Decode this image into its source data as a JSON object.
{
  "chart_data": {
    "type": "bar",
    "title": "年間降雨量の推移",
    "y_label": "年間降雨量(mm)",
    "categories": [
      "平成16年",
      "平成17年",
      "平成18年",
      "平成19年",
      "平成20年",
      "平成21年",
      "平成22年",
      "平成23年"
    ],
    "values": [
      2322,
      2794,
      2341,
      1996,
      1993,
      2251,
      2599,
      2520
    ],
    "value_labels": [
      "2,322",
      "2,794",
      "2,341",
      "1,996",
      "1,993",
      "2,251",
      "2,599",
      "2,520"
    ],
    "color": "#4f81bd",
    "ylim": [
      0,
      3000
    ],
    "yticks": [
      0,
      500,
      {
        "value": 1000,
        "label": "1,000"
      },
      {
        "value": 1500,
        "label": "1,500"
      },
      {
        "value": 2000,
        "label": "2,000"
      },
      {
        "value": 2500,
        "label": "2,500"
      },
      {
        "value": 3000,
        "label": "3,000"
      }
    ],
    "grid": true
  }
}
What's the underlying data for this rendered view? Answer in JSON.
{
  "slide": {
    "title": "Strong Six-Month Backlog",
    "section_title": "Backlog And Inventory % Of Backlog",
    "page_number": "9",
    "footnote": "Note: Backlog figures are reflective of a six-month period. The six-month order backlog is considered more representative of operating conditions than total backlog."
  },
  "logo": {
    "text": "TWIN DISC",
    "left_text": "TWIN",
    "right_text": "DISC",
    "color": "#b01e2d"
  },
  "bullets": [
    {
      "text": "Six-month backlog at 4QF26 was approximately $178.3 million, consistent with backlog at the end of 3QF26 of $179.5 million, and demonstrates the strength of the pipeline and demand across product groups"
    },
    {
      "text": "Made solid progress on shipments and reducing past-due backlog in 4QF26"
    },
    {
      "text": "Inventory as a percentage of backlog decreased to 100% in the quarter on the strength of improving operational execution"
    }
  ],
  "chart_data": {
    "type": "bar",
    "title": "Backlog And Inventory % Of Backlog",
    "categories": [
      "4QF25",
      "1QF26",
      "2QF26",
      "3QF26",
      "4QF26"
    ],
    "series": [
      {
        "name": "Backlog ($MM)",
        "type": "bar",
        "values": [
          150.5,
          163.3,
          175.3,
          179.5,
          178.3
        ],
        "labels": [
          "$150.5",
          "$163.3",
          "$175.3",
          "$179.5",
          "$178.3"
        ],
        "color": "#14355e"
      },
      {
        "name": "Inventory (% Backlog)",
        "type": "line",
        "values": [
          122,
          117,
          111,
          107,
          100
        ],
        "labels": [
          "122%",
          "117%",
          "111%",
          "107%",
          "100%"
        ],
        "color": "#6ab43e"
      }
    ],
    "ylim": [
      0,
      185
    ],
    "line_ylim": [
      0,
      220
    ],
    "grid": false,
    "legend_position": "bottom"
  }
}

━━━━

● **WRITTEN REQUEST**: Reproduce every line above without error.

● **FULL SOLUTION**:
Decode this image into its source data as a JSON object.
{
  "chart_data": {
    "type": "bar",
    "title": "年間降雨量の推移",
    "y_label": "年間降雨量(mm)",
    "categories": [
      "平成16年",
      "平成17年",
      "平成18年",
      "平成19年",
      "平成20年",
      "平成21年",
      "平成22年",
      "平成23年"
    ],
    "values": [
      2322,
      2794,
      2341,
      1996,
      1993,
      2251,
      2599,
      2520
    ],
    "value_labels": [
      "2,322",
      "2,794",
      "2,341",
      "1,996",
      "1,993",
      "2,251",
      "2,599",
      "2,520"
    ],
    "color": "#4f81bd",
    "ylim": [
      0,
      3000
    ],
    "yticks": [
      0,
      500,
      {
        "value": 1000,
        "label": "1,000"
      },
      {
        "value": 1500,
        "label": "1,500"
      },
      {
        "value": 2000,
        "label": "2,000"
      },
      {
        "value": 2500,
        "label": "2,500"
      },
      {
        "value": 3000,
        "label": "3,000"
      }
    ],
    "grid": true
  }
}
What's the underlying data for this rendered view? Answer in JSON.
{
  "slide": {
    "title": "Strong Six-Month Backlog",
    "section_title": "Backlog And Inventory % Of Backlog",
    "page_number": "9",
    "footnote": "Note: Backlog figures are reflective of a six-month period. The six-month order backlog is considered more representative of operating conditions than total backlog."
  },
  "logo": {
    "text": "TWIN DISC",
    "left_text": "TWIN",
    "right_text": "DISC",
    "color": "#b01e2d"
  },
  "bullets": [
    {
      "text": "Six-month backlog at 4QF26 was approximately $178.3 million, consistent with backlog at the end of 3QF26 of $179.5 million, and demonstrates the strength of the pipeline and demand across product groups"
    },
    {
      "text": "Made solid progress on shipments and reducing past-due backlog in 4QF26"
    },
    {
      "text": "Inventory as a percentage of backlog decreased to 100% in the quarter on the strength of improving operational execution"
    }
  ],
  "chart_data": {
    "type": "bar",
    "title": "Backlog And Inventory % Of Backlog",
    "categories": [
      "4QF25",
      "1QF26",
      "2QF26",
      "3QF26",
      "4QF26"
    ],
    "series": [
      {
        "name": "Backlog ($MM)",
        "type": "bar",
        "values": [
          150.5,
          163.3,
          175.3,
          179.5,
          178.3
        ],
        "labels": [
          "$150.5",
          "$163.3",
          "$175.3",
          "$179.5",
          "$178.3"
        ],
        "color": "#14355e"
      },
      {
        "name": "Inventory (% Backlog)",
        "type": "line",
        "values": [
          122,
          117,
          111,
          107,
          100
        ],
        "labels": [
          "122%",
          "117%",
          "111%",
          "107%",
          "100%"
        ],
        "color": "#6ab43e"
      }
    ],
    "ylim": [
      0,
      185
    ],
    "line_ylim": [
      0,
      220
    ],
    "grid": false,
    "legend_position": "bottom"
  }
}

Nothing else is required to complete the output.